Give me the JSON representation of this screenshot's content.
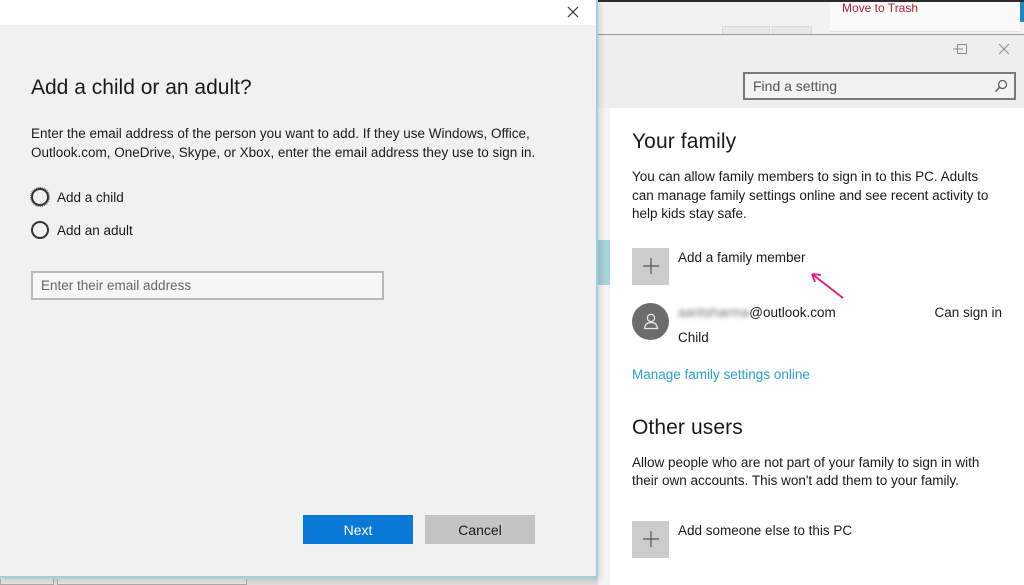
{
  "background_page": {
    "link_text": "Move to Trash",
    "link_color": "#b0213b"
  },
  "settings": {
    "window_controls": {
      "minimize_icon": "minimize-icon",
      "maximize_icon": "maximize-icon",
      "close_icon": "close-icon"
    },
    "search": {
      "placeholder": "Find a setting",
      "value": "",
      "icon": "search-icon"
    },
    "family": {
      "title": "Your family",
      "description": "You can allow family members to sign in to this PC. Adults can manage family settings online and see recent activity to help kids stay safe.",
      "add_label": "Add a family member",
      "add_icon": "plus-icon",
      "members": [
        {
          "email_user_blurred": "aaritsharma",
          "email_domain": "@outlook.com",
          "role": "Child",
          "status": "Can sign in",
          "avatar_icon": "person-icon"
        }
      ],
      "manage_link": "Manage family settings online",
      "link_color": "#2aa3c7"
    },
    "other_users": {
      "title": "Other users",
      "description": "Allow people who are not part of your family to sign in with their own accounts. This won't add them to your family.",
      "add_label": "Add someone else to this PC",
      "add_icon": "plus-icon"
    },
    "annotation_arrow_color": "#e8197a"
  },
  "dialog": {
    "title": "Add a child or an adult?",
    "description": "Enter the email address of the person you want to add. If they use Windows, Office, Outlook.com, OneDrive, Skype, or Xbox, enter the email address they use to sign in.",
    "options": [
      {
        "label": "Add a child",
        "selected": false,
        "focused": true
      },
      {
        "label": "Add an adult",
        "selected": false,
        "focused": false
      }
    ],
    "email_input": {
      "placeholder": "Enter their email address",
      "value": ""
    },
    "buttons": {
      "next": "Next",
      "cancel": "Cancel"
    },
    "accent_color": "#0a78d7"
  }
}
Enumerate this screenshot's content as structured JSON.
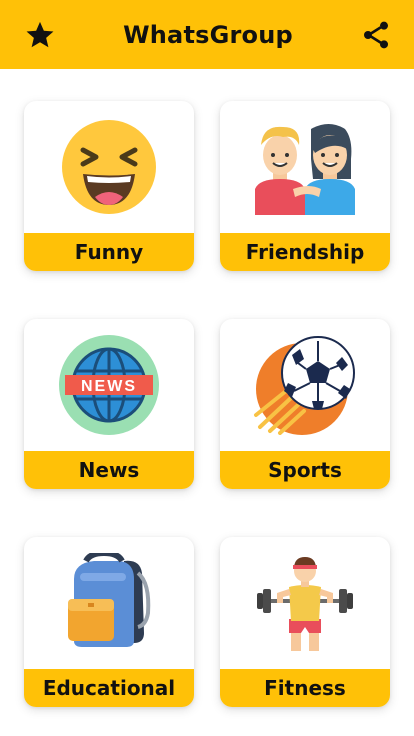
{
  "app": {
    "title": "WhatsGroup",
    "bar_color": "#FFC107",
    "left_icon": "star-icon",
    "right_icon": "share-icon"
  },
  "categories": [
    {
      "label": "Funny",
      "icon": "laughing-face-icon"
    },
    {
      "label": "Friendship",
      "icon": "friends-icon"
    },
    {
      "label": "News",
      "icon": "news-globe-icon"
    },
    {
      "label": "Sports",
      "icon": "soccer-ball-icon"
    },
    {
      "label": "Educational",
      "icon": "backpack-icon"
    },
    {
      "label": "Fitness",
      "icon": "weightlifter-icon"
    }
  ]
}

**SHORT EXERCISE**: Emit the lines of the data above from the one containing "Enumerate this screenshot's" through its final line, both endpoints included. Pictures do not belong in the output.

**PROBLEM SOLUTION**:
Enumerate this screenshot's content as structured JSON.
{
  "app": {
    "title": "WhatsGroup",
    "bar_color": "#FFC107",
    "left_icon": "star-icon",
    "right_icon": "share-icon"
  },
  "categories": [
    {
      "label": "Funny",
      "icon": "laughing-face-icon"
    },
    {
      "label": "Friendship",
      "icon": "friends-icon"
    },
    {
      "label": "News",
      "icon": "news-globe-icon"
    },
    {
      "label": "Sports",
      "icon": "soccer-ball-icon"
    },
    {
      "label": "Educational",
      "icon": "backpack-icon"
    },
    {
      "label": "Fitness",
      "icon": "weightlifter-icon"
    }
  ]
}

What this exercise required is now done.